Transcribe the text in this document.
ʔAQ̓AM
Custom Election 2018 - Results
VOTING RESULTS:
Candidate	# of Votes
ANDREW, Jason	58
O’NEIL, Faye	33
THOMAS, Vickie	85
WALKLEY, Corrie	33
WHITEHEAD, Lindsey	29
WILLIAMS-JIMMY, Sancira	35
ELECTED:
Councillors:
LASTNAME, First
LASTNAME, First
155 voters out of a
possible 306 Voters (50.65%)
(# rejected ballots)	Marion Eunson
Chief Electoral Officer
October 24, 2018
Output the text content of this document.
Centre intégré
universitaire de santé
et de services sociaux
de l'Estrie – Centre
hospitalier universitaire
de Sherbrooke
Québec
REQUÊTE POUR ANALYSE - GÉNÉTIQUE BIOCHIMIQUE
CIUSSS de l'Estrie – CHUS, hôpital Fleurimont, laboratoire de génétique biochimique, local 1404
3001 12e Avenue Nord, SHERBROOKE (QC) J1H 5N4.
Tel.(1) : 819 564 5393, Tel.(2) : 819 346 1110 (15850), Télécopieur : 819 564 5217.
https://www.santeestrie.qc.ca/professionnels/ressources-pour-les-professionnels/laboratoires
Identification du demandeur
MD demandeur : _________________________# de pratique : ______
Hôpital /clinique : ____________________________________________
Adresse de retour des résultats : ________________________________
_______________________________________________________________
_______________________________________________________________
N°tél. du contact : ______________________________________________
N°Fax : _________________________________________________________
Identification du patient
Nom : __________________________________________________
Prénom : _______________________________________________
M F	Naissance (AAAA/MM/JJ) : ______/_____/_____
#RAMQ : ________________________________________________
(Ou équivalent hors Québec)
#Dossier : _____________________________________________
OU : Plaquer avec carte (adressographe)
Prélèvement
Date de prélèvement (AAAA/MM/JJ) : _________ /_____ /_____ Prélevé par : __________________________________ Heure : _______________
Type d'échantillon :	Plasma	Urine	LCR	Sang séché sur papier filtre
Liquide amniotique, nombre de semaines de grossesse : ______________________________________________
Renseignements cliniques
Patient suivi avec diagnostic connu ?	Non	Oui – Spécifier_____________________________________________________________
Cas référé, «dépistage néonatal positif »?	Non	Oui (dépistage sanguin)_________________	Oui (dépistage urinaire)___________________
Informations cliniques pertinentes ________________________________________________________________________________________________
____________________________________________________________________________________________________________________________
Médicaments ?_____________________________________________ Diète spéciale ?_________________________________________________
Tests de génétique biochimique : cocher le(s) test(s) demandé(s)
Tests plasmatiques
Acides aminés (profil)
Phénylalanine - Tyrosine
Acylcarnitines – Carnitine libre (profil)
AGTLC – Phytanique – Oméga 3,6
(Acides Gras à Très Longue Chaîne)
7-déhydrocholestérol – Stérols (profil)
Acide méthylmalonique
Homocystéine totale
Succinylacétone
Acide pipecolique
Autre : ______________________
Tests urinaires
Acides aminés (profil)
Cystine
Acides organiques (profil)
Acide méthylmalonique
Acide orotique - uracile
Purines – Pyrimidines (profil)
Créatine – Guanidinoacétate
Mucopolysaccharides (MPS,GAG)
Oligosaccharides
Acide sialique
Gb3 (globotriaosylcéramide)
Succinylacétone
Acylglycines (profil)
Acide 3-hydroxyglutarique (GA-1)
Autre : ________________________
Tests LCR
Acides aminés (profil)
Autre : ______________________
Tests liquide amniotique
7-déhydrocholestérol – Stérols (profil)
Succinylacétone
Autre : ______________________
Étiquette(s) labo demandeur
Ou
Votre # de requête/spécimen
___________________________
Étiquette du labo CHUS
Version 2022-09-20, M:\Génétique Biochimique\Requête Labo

## Objective
Without omitting anything, output the entries exactly.

## Reply
Transcribe the text in this document.
ʔAQ̓AM
Custom Election 2018 - Results
VOTING RESULTS:
Candidate	# of Votes
ANDREW, Jason	58
O’NEIL, Faye	33
THOMAS, Vickie	85
WALKLEY, Corrie	33
WHITEHEAD, Lindsey	29
WILLIAMS-JIMMY, Sancira	35
ELECTED:
Councillors:
LASTNAME, First
LASTNAME, First
155 voters out of a
possible 306 Voters (50.65%)
(# rejected ballots)	Marion Eunson
Chief Electoral Officer
October 24, 2018
Output the text content of this document.
Centre intégré
universitaire de santé
et de services sociaux
de l'Estrie – Centre
hospitalier universitaire
de Sherbrooke
Québec
REQUÊTE POUR ANALYSE - GÉNÉTIQUE BIOCHIMIQUE
CIUSSS de l'Estrie – CHUS, hôpital Fleurimont, laboratoire de génétique biochimique, local 1404
3001 12e Avenue Nord, SHERBROOKE (QC) J1H 5N4.
Tel.(1) : 819 564 5393, Tel.(2) : 819 346 1110 (15850), Télécopieur : 819 564 5217.
https://www.santeestrie.qc.ca/professionnels/ressources-pour-les-professionnels/laboratoires
Identification du demandeur
MD demandeur : _________________________# de pratique : ______
Hôpital /clinique : ____________________________________________
Adresse de retour des résultats : ________________________________
_______________________________________________________________
_______________________________________________________________
N°tél. du contact : ______________________________________________
N°Fax : _________________________________________________________
Identification du patient
Nom : __________________________________________________
Prénom : _______________________________________________
M F	Naissance (AAAA/MM/JJ) : ______/_____/_____
#RAMQ : ________________________________________________
(Ou équivalent hors Québec)
#Dossier : _____________________________________________
OU : Plaquer avec carte (adressographe)
Prélèvement
Date de prélèvement (AAAA/MM/JJ) : _________ /_____ /_____ Prélevé par : __________________________________ Heure : _______________
Type d'échantillon :	Plasma	Urine	LCR	Sang séché sur papier filtre
Liquide amniotique, nombre de semaines de grossesse : ______________________________________________
Renseignements cliniques
Patient suivi avec diagnostic connu ?	Non	Oui – Spécifier_____________________________________________________________
Cas référé, «dépistage néonatal positif »?	Non	Oui (dépistage sanguin)_________________	Oui (dépistage urinaire)___________________
Informations cliniques pertinentes ________________________________________________________________________________________________
____________________________________________________________________________________________________________________________
Médicaments ?_____________________________________________ Diète spéciale ?_________________________________________________
Tests de génétique biochimique : cocher le(s) test(s) demandé(s)
Tests plasmatiques
Acides aminés (profil)
Phénylalanine - Tyrosine
Acylcarnitines – Carnitine libre (profil)
AGTLC – Phytanique – Oméga 3,6
(Acides Gras à Très Longue Chaîne)
7-déhydrocholestérol – Stérols (profil)
Acide méthylmalonique
Homocystéine totale
Succinylacétone
Acide pipecolique
Autre : ______________________
Tests urinaires
Acides aminés (profil)
Cystine
Acides organiques (profil)
Acide méthylmalonique
Acide orotique - uracile
Purines – Pyrimidines (profil)
Créatine – Guanidinoacétate
Mucopolysaccharides (MPS,GAG)
Oligosaccharides
Acide sialique
Gb3 (globotriaosylcéramide)
Succinylacétone
Acylglycines (profil)
Acide 3-hydroxyglutarique (GA-1)
Autre : ________________________
Tests LCR
Acides aminés (profil)
Autre : ______________________
Tests liquide amniotique
7-déhydrocholestérol – Stérols (profil)
Succinylacétone
Autre : ______________________
Étiquette(s) labo demandeur
Ou
Votre # de requête/spécimen
___________________________
Étiquette du labo CHUS
Version 2022-09-20, M:\Génétique Biochimique\Requête Labo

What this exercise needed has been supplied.